PASSAGE TO READ ->
◇ ◇ ◇ ◇ ◇ ◇ ◇
Special Issue: Gaming Paratexts

Fall 2024

Welcome to the Fall 2024 special issue of First Person Scholar examining game paratexts!

While the vast majority of game studies work examines games themselves, the paratexts that surround them are equally important for giving games their cultural meaning. We consider paratexts themselves as artifacts, pieces, and/or objects that are game-adjacent or surround the main artifact. Harvie (2017) importantly explores how they are meaningful in terms of influencing our reception of the gaming text, such as the way loading screens and main menus introduce us to relevant parts of gameplay and give us additional information about how to play the game. Paratexts can include interview material, pop figures, magazines, wikis, websites, videos, game walkthroughs, and guides. They, as Fernández-Vara (2019) notes, may influence the player to “read the text a certain way” (p. 7). As such, the exploration of game paratexts is deeply connected to our study of games.

This issue we have five articles that look a different interpretations of paratexts in games:

  • Listening, Watching, Gaming: The Ambient Paratextby Dr. Chris Hall, (University of the Ozarks), examines the growing phenomenon of video game soundscapes on Youtube:
    • “These video paratexts, which are both within and without the game they are sourced from, capture gaming’s visual and aural scenery and reconfigure them into extended ambient milieus emerging from game spaces that might otherwise be passed over.”
  • TRPG wiki writing: Creating a Paratextby Joseph Arnaud (Canterbury College) looks at tabletop role playing game wikis as a form of paratext similar to game rulebooks.
    • “Rulebooks are a received paratext, carrying the values and framing developed by the game designer. A wiki represents a paratext shaped by the GM and players. Wikis can echo elements from rulebooks through art, font, or other content, such as rule snippets and setting material; but this represents a choice by the player group to embrace and emphasise those elements, not just receive and react.”
  • Queer Games and Straight Play?: Queer Representation and Enacting Dominant Sexualities Through Game Playthroughby Luke Hernandez (University of Texas at Dallas) dives into Youtube playthroughs as paratext focusing on heronormative playthroughs of queer games by straight Youtubers.
◇ ◇ ◇ ◇ ◇ ◇ ◇
EXTRACTED MATERIAL ->
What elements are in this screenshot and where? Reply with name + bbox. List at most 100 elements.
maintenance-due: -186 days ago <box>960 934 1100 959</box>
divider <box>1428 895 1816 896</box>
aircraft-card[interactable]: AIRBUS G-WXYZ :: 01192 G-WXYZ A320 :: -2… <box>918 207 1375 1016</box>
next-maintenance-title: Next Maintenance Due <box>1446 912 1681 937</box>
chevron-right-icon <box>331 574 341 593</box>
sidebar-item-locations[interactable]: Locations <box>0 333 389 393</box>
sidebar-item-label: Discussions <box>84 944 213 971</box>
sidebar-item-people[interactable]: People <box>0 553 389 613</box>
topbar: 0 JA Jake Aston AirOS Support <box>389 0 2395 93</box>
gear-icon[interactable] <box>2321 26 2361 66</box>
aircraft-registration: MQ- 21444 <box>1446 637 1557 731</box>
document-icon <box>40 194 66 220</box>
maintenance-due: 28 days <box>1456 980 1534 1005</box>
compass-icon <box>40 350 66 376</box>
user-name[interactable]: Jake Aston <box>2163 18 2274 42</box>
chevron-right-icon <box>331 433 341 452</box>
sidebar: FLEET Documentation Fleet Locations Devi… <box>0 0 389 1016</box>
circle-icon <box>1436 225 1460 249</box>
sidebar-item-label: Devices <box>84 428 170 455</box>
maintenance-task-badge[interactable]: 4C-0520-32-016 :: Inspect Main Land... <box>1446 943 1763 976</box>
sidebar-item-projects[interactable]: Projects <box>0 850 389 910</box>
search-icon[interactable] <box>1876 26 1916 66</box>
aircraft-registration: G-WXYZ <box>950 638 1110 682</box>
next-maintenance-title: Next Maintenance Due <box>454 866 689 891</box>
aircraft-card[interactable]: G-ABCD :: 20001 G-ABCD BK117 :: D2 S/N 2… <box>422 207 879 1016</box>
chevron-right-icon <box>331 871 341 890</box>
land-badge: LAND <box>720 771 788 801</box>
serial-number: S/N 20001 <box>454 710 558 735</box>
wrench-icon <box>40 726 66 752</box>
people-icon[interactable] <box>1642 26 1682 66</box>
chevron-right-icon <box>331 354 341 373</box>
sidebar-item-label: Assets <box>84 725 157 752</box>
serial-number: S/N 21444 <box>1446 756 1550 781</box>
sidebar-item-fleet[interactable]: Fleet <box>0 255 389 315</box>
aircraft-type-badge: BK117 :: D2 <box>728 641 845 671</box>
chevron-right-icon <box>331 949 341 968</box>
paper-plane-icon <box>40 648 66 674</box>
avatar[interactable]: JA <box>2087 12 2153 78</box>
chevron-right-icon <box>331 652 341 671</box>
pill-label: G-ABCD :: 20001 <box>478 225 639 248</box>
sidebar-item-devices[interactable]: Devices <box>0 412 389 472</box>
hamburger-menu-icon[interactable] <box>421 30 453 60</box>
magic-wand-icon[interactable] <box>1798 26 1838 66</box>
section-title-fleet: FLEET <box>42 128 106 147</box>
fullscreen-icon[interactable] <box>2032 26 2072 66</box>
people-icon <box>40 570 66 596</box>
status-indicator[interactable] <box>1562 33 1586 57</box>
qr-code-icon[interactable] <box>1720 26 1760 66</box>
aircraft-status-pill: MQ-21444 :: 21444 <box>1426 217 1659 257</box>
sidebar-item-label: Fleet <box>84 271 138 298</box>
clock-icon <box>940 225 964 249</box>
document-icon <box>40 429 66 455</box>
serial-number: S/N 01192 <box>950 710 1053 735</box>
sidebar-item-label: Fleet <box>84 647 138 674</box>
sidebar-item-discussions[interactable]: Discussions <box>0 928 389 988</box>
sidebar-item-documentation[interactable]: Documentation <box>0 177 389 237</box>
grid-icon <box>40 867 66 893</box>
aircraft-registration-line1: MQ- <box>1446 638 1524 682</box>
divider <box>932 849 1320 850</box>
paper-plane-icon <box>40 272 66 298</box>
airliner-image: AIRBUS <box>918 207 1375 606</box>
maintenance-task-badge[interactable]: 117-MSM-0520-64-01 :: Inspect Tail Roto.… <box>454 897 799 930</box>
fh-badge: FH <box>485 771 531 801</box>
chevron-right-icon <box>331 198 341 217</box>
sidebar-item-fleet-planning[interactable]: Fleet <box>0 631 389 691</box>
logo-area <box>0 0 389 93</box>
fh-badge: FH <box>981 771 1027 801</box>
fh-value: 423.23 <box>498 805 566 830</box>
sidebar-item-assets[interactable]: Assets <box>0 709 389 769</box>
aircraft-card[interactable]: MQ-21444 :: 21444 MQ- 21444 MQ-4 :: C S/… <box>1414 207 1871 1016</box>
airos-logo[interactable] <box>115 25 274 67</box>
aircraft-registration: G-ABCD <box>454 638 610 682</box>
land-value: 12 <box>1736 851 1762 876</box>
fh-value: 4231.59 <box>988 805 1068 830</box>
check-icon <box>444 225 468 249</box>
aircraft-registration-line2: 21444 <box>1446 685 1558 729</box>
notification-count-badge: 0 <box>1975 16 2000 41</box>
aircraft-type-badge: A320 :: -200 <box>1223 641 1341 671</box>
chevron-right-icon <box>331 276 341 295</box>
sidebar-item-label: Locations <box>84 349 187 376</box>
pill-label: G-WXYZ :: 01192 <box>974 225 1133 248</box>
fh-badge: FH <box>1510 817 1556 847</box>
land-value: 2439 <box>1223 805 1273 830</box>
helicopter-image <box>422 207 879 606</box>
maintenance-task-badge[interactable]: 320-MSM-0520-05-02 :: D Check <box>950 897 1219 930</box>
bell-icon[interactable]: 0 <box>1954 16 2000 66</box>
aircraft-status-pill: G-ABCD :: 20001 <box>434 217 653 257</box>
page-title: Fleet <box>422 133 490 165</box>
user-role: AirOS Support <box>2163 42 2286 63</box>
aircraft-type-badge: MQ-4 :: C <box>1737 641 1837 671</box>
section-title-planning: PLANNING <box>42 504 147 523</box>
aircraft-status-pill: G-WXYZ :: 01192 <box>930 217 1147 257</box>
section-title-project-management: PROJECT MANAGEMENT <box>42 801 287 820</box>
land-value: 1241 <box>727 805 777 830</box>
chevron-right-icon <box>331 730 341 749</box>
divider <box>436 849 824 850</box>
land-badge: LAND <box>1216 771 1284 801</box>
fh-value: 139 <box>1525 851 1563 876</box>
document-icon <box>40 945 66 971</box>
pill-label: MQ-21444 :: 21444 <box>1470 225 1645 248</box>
◇ ◇ ◇ ◇ ◇ ◇ ◇
WORK TASK -> Extract the passage of the gaming paratexts special issue introduction above that runs from "This issue we" to "to game rulebooks.".

RESULT BELOW ->
This issue we have five articles that look a different interpretations of paratexts in games:

  • Listening, Watching, Gaming: The Ambient Paratextby Dr. Chris Hall, (University of the Ozarks), examines the growing phenomenon of video game soundscapes on Youtube:
    • “These video paratexts, which are both within and without the game they are sourced from, capture gaming’s visual and aural scenery and reconfigure them into extended ambient milieus emerging from game spaces that might otherwise be passed over.”
  • TRPG wiki writing: Creating a Paratextby Joseph Arnaud (Canterbury College) looks at tabletop role playing game wikis as a form of paratext similar to game rulebooks.